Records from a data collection
· · · ·

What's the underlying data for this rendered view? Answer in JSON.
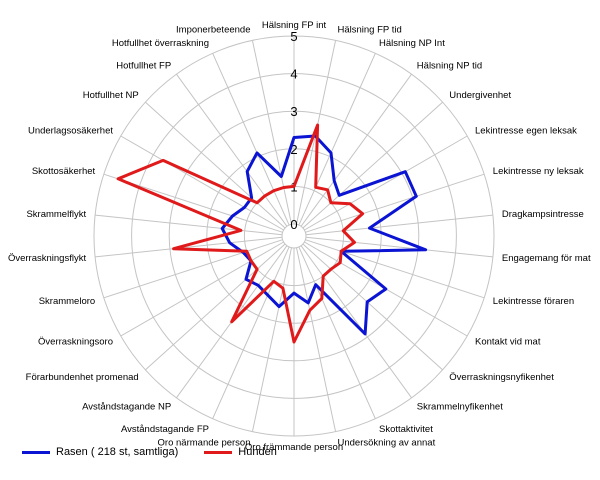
{
  "chart_data": {
    "type": "radar",
    "title": "",
    "rmin": 0,
    "rmax": 5,
    "ticks": [
      0,
      1,
      2,
      3,
      4,
      5
    ],
    "grid": true,
    "legend_position": "bottom-left",
    "categories": [
      "Hälsning FP int",
      "Hälsning FP tid",
      "Hälsning NP Int",
      "Hälsning NP tid",
      "Undergivenhet",
      "Lekintresse egen leksak",
      "Lekintresse ny leksak",
      "Dragkampsintresse",
      "Engagemang för mat",
      "Lekintresse föraren",
      "Kontakt vid mat",
      "Överraskningsnyfikenhet",
      "Skrammelnyfikenhet",
      "Skottaktivitet",
      "Undersökning av annat",
      "Oro främmande person",
      "Oro närmande person",
      "Avståndstagande FP",
      "Avståndstagande NP",
      "Förarbundenhet promenad",
      "Överraskningsoro",
      "Skrammeloro",
      "Överraskningsflykt",
      "Skrammelflykt",
      "Skottosäkerhet",
      "Underlagsosäkerhet",
      "Hotfullhet NP",
      "Hotfullhet FP",
      "Hotfullhet överraskning",
      "Imponerbeteende"
    ],
    "series": [
      {
        "name": "Rasen ( 218 st, samtliga)",
        "color": "#0a14d2",
        "values": [
          2.3,
          2.4,
          2.1,
          1.5,
          1.3,
          3.1,
          3.1,
          1.7,
          3.2,
          1.0,
          2.5,
          2.3,
          2.9,
          1.1,
          1.5,
          1.2,
          1.6,
          1.4,
          1.3,
          1.4,
          1.0,
          1.1,
          1.4,
          1.6,
          1.4,
          1.2,
          1.2,
          1.8,
          2.1,
          1.3
        ]
      },
      {
        "name": "Hunden",
        "color": "#e01a1a",
        "values": [
          1.0,
          2.7,
          1.1,
          1.2,
          1.0,
          1.4,
          1.6,
          1.0,
          1.3,
          1.0,
          1.1,
          1.0,
          1.0,
          1.5,
          1.7,
          2.5,
          1.1,
          1.0,
          2.5,
          1.0,
          1.0,
          1.0,
          2.9,
          1.1,
          4.6,
          3.7,
          1.0,
          1.0,
          1.0,
          1.0
        ]
      }
    ]
  }
}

· · · ·

Work required
Lines containing the string "Lekintresse" are to be selected and copied.

Answer for the task
      "Lekintresse egen leksak",
      "Lekintresse ny leksak",
      "Lekintresse föraren",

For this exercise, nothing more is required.